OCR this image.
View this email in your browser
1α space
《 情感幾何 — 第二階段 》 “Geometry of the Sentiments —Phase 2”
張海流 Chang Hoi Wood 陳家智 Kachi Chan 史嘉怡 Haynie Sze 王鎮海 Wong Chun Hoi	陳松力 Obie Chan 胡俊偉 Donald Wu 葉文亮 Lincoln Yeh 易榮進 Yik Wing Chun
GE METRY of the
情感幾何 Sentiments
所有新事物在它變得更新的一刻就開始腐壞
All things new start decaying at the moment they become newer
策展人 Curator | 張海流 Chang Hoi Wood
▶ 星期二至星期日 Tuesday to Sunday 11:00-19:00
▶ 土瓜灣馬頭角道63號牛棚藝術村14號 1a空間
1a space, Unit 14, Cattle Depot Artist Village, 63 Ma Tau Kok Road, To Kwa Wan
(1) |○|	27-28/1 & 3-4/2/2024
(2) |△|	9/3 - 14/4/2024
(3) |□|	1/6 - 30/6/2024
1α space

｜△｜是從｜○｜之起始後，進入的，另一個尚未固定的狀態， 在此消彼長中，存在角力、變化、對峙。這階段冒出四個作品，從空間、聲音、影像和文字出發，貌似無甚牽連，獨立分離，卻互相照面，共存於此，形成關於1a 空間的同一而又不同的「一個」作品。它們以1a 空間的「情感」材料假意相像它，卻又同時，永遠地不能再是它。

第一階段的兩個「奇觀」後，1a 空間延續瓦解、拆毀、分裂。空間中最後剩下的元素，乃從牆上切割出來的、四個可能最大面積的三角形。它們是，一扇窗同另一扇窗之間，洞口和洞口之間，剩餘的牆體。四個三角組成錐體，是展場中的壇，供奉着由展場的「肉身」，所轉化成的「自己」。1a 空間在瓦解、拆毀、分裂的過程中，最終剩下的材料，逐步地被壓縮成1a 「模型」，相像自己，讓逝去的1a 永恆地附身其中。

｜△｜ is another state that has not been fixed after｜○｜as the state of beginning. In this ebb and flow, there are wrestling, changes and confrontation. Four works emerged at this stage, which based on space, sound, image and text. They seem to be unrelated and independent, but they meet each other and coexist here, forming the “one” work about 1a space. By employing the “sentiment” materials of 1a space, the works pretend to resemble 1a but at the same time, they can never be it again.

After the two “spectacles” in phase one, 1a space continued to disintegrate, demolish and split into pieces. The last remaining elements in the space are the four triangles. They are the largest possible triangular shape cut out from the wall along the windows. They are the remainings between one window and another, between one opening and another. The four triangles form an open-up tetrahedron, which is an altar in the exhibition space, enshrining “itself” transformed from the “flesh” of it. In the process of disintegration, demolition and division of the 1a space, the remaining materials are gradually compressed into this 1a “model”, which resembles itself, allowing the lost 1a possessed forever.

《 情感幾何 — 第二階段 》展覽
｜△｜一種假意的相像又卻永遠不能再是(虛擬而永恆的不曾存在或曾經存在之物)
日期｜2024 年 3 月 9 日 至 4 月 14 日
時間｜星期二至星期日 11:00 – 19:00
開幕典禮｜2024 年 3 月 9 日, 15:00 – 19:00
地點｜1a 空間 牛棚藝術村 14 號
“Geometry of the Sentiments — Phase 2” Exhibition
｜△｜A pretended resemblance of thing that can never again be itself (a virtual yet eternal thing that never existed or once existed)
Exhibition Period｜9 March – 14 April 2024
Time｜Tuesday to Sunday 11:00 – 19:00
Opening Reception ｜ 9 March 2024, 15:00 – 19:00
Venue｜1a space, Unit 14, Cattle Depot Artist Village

◆ ◆ ◆ ◆

* [Given exercise]: Collect the lines of the data that carry the word "Tuesday".

* [Task answer]:
▶ 星期二至星期日 Tuesday to Sunday 11:00-19:00
Time｜Tuesday to Sunday 11:00 – 19:00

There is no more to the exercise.